Extracted records
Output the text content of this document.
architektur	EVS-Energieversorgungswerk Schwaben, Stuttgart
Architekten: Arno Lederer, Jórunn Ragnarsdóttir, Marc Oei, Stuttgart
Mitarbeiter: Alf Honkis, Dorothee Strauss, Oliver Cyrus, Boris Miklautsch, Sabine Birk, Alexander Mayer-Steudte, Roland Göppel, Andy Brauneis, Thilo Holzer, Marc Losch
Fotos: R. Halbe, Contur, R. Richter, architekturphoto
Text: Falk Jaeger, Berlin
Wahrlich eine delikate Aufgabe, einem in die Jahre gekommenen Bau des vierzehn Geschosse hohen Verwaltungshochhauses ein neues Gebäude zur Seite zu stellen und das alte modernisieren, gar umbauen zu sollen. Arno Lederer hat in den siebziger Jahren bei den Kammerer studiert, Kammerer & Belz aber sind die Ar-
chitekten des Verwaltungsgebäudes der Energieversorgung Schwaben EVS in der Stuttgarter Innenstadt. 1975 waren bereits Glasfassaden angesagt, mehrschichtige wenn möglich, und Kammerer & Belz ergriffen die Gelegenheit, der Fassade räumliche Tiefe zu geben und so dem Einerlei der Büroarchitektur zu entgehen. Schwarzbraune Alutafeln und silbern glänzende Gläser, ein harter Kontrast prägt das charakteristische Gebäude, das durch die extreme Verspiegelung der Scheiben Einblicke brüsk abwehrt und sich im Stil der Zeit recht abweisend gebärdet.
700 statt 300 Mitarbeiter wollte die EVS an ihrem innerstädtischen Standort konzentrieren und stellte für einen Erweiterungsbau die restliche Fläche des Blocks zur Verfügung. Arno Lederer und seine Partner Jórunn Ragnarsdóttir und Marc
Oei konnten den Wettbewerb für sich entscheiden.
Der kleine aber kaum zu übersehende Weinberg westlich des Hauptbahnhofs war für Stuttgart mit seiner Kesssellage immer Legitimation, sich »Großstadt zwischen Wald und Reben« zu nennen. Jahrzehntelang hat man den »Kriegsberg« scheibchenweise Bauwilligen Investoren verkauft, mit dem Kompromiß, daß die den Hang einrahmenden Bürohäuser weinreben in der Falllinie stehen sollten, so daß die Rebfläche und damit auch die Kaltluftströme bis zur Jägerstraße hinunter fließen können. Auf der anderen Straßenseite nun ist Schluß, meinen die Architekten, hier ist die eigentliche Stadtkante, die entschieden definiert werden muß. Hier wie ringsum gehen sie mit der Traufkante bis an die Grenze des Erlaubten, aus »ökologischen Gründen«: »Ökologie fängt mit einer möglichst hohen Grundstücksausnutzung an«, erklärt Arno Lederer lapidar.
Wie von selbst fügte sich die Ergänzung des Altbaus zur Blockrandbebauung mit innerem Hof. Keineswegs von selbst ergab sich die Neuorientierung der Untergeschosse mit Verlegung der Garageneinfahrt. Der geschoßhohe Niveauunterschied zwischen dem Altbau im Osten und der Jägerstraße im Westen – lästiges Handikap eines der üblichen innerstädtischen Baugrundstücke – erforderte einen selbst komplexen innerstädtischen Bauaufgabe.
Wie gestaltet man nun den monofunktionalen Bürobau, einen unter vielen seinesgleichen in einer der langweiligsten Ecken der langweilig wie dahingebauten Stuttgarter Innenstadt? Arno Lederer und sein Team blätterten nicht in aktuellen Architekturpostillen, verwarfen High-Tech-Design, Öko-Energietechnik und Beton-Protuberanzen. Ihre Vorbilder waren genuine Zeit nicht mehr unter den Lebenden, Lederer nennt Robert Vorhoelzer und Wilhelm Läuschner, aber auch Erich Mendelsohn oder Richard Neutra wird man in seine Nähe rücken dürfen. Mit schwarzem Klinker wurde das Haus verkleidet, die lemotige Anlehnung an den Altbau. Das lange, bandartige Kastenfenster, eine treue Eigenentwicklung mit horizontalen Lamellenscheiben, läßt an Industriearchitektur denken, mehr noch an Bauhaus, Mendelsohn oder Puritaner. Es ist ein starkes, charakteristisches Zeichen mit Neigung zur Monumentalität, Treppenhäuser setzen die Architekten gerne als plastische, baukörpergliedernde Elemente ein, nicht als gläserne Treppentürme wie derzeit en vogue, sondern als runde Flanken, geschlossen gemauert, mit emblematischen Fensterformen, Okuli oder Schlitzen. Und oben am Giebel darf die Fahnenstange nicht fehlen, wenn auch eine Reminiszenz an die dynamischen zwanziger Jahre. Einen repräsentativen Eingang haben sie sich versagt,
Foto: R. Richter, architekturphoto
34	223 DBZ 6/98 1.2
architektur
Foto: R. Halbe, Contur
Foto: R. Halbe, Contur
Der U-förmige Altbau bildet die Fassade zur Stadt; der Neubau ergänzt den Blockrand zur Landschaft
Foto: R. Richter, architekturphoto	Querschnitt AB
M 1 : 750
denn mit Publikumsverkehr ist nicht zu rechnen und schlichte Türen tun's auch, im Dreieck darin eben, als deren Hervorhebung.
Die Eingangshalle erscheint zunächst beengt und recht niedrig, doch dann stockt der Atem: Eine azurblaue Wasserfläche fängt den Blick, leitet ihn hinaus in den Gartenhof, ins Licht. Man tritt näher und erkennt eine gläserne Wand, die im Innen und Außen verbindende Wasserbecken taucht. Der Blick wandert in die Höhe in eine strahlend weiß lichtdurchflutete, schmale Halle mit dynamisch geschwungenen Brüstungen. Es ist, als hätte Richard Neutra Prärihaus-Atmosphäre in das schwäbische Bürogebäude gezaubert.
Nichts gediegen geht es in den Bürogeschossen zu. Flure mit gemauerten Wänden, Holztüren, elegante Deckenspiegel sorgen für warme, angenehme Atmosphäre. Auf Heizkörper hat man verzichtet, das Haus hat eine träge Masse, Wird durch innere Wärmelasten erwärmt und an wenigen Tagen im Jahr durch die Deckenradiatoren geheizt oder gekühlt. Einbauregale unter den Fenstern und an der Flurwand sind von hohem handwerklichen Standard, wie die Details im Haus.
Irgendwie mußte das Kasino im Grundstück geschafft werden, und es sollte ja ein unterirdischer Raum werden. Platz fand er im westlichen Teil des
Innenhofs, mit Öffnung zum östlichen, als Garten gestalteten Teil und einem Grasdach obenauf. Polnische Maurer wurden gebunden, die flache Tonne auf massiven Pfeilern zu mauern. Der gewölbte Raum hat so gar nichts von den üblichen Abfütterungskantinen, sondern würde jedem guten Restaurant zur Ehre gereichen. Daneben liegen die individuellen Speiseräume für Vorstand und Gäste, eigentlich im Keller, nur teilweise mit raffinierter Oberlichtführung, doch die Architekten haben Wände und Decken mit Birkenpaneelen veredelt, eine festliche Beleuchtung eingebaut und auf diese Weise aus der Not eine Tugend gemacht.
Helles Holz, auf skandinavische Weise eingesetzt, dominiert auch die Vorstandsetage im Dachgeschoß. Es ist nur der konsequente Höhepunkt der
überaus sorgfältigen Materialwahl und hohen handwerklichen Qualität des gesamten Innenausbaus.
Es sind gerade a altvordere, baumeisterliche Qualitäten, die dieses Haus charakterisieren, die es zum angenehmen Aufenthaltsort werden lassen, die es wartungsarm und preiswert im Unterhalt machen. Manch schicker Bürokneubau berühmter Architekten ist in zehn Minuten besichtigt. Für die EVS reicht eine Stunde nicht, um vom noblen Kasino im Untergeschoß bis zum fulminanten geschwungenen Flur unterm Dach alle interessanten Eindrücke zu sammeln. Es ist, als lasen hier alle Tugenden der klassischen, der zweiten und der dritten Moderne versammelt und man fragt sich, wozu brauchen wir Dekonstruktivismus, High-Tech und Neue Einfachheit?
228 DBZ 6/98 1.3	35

WRITTEN PROBLEM: Set down all of the data above, word for word.

PROBLEM SOLUTION:
Output the text content of this document.
architektur	EVS-Energieversorgungswerk Schwaben, Stuttgart
Architekten: Arno Lederer, Jórunn Ragnarsdóttir, Marc Oei, Stuttgart
Mitarbeiter: Alf Honkis, Dorothee Strauss, Oliver Cyrus, Boris Miklautsch, Sabine Birk, Alexander Mayer-Steudte, Roland Göppel, Andy Brauneis, Thilo Holzer, Marc Losch
Fotos: R. Halbe, Contur, R. Richter, architekturphoto
Text: Falk Jaeger, Berlin
Wahrlich eine delikate Aufgabe, einem in die Jahre gekommenen Bau des vierzehn Geschosse hohen Verwaltungshochhauses ein neues Gebäude zur Seite zu stellen und das alte modernisieren, gar umbauen zu sollen. Arno Lederer hat in den siebziger Jahren bei den Kammerer studiert, Kammerer & Belz aber sind die Ar-
chitekten des Verwaltungsgebäudes der Energieversorgung Schwaben EVS in der Stuttgarter Innenstadt. 1975 waren bereits Glasfassaden angesagt, mehrschichtige wenn möglich, und Kammerer & Belz ergriffen die Gelegenheit, der Fassade räumliche Tiefe zu geben und so dem Einerlei der Büroarchitektur zu entgehen. Schwarzbraune Alutafeln und silbern glänzende Gläser, ein harter Kontrast prägt das charakteristische Gebäude, das durch die extreme Verspiegelung der Scheiben Einblicke brüsk abwehrt und sich im Stil der Zeit recht abweisend gebärdet.
700 statt 300 Mitarbeiter wollte die EVS an ihrem innerstädtischen Standort konzentrieren und stellte für einen Erweiterungsbau die restliche Fläche des Blocks zur Verfügung. Arno Lederer und seine Partner Jórunn Ragnarsdóttir und Marc
Oei konnten den Wettbewerb für sich entscheiden.
Der kleine aber kaum zu übersehende Weinberg westlich des Hauptbahnhofs war für Stuttgart mit seiner Kesssellage immer Legitimation, sich »Großstadt zwischen Wald und Reben« zu nennen. Jahrzehntelang hat man den »Kriegsberg« scheibchenweise Bauwilligen Investoren verkauft, mit dem Kompromiß, daß die den Hang einrahmenden Bürohäuser weinreben in der Falllinie stehen sollten, so daß die Rebfläche und damit auch die Kaltluftströme bis zur Jägerstraße hinunter fließen können. Auf der anderen Straßenseite nun ist Schluß, meinen die Architekten, hier ist die eigentliche Stadtkante, die entschieden definiert werden muß. Hier wie ringsum gehen sie mit der Traufkante bis an die Grenze des Erlaubten, aus »ökologischen Gründen«: »Ökologie fängt mit einer möglichst hohen Grundstücksausnutzung an«, erklärt Arno Lederer lapidar.
Wie von selbst fügte sich die Ergänzung des Altbaus zur Blockrandbebauung mit innerem Hof. Keineswegs von selbst ergab sich die Neuorientierung der Untergeschosse mit Verlegung der Garageneinfahrt. Der geschoßhohe Niveauunterschied zwischen dem Altbau im Osten und der Jägerstraße im Westen – lästiges Handikap eines der üblichen innerstädtischen Baugrundstücke – erforderte einen selbst komplexen innerstädtischen Bauaufgabe.
Wie gestaltet man nun den monofunktionalen Bürobau, einen unter vielen seinesgleichen in einer der langweiligsten Ecken der langweilig wie dahingebauten Stuttgarter Innenstadt? Arno Lederer und sein Team blätterten nicht in aktuellen Architekturpostillen, verwarfen High-Tech-Design, Öko-Energietechnik und Beton-Protuberanzen. Ihre Vorbilder waren genuine Zeit nicht mehr unter den Lebenden, Lederer nennt Robert Vorhoelzer und Wilhelm Läuschner, aber auch Erich Mendelsohn oder Richard Neutra wird man in seine Nähe rücken dürfen. Mit schwarzem Klinker wurde das Haus verkleidet, die lemotige Anlehnung an den Altbau. Das lange, bandartige Kastenfenster, eine treue Eigenentwicklung mit horizontalen Lamellenscheiben, läßt an Industriearchitektur denken, mehr noch an Bauhaus, Mendelsohn oder Puritaner. Es ist ein starkes, charakteristisches Zeichen mit Neigung zur Monumentalität, Treppenhäuser setzen die Architekten gerne als plastische, baukörpergliedernde Elemente ein, nicht als gläserne Treppentürme wie derzeit en vogue, sondern als runde Flanken, geschlossen gemauert, mit emblematischen Fensterformen, Okuli oder Schlitzen. Und oben am Giebel darf die Fahnenstange nicht fehlen, wenn auch eine Reminiszenz an die dynamischen zwanziger Jahre. Einen repräsentativen Eingang haben sie sich versagt,
Foto: R. Richter, architekturphoto
34	223 DBZ 6/98 1.2
architektur
Foto: R. Halbe, Contur
Foto: R. Halbe, Contur
Der U-förmige Altbau bildet die Fassade zur Stadt; der Neubau ergänzt den Blockrand zur Landschaft
Foto: R. Richter, architekturphoto	Querschnitt AB
M 1 : 750
denn mit Publikumsverkehr ist nicht zu rechnen und schlichte Türen tun's auch, im Dreieck darin eben, als deren Hervorhebung.
Die Eingangshalle erscheint zunächst beengt und recht niedrig, doch dann stockt der Atem: Eine azurblaue Wasserfläche fängt den Blick, leitet ihn hinaus in den Gartenhof, ins Licht. Man tritt näher und erkennt eine gläserne Wand, die im Innen und Außen verbindende Wasserbecken taucht. Der Blick wandert in die Höhe in eine strahlend weiß lichtdurchflutete, schmale Halle mit dynamisch geschwungenen Brüstungen. Es ist, als hätte Richard Neutra Prärihaus-Atmosphäre in das schwäbische Bürogebäude gezaubert.
Nichts gediegen geht es in den Bürogeschossen zu. Flure mit gemauerten Wänden, Holztüren, elegante Deckenspiegel sorgen für warme, angenehme Atmosphäre. Auf Heizkörper hat man verzichtet, das Haus hat eine träge Masse, Wird durch innere Wärmelasten erwärmt und an wenigen Tagen im Jahr durch die Deckenradiatoren geheizt oder gekühlt. Einbauregale unter den Fenstern und an der Flurwand sind von hohem handwerklichen Standard, wie die Details im Haus.
Irgendwie mußte das Kasino im Grundstück geschafft werden, und es sollte ja ein unterirdischer Raum werden. Platz fand er im westlichen Teil des
Innenhofs, mit Öffnung zum östlichen, als Garten gestalteten Teil und einem Grasdach obenauf. Polnische Maurer wurden gebunden, die flache Tonne auf massiven Pfeilern zu mauern. Der gewölbte Raum hat so gar nichts von den üblichen Abfütterungskantinen, sondern würde jedem guten Restaurant zur Ehre gereichen. Daneben liegen die individuellen Speiseräume für Vorstand und Gäste, eigentlich im Keller, nur teilweise mit raffinierter Oberlichtführung, doch die Architekten haben Wände und Decken mit Birkenpaneelen veredelt, eine festliche Beleuchtung eingebaut und auf diese Weise aus der Not eine Tugend gemacht.
Helles Holz, auf skandinavische Weise eingesetzt, dominiert auch die Vorstandsetage im Dachgeschoß. Es ist nur der konsequente Höhepunkt der
überaus sorgfältigen Materialwahl und hohen handwerklichen Qualität des gesamten Innenausbaus.
Es sind gerade a altvordere, baumeisterliche Qualitäten, die dieses Haus charakterisieren, die es zum angenehmen Aufenthaltsort werden lassen, die es wartungsarm und preiswert im Unterhalt machen. Manch schicker Bürokneubau berühmter Architekten ist in zehn Minuten besichtigt. Für die EVS reicht eine Stunde nicht, um vom noblen Kasino im Untergeschoß bis zum fulminanten geschwungenen Flur unterm Dach alle interessanten Eindrücke zu sammeln. Es ist, als lasen hier alle Tugenden der klassischen, der zweiten und der dritten Moderne versammelt und man fragt sich, wozu brauchen wir Dekonstruktivismus, High-Tech und Neue Einfachheit?
228 DBZ 6/98 1.3	35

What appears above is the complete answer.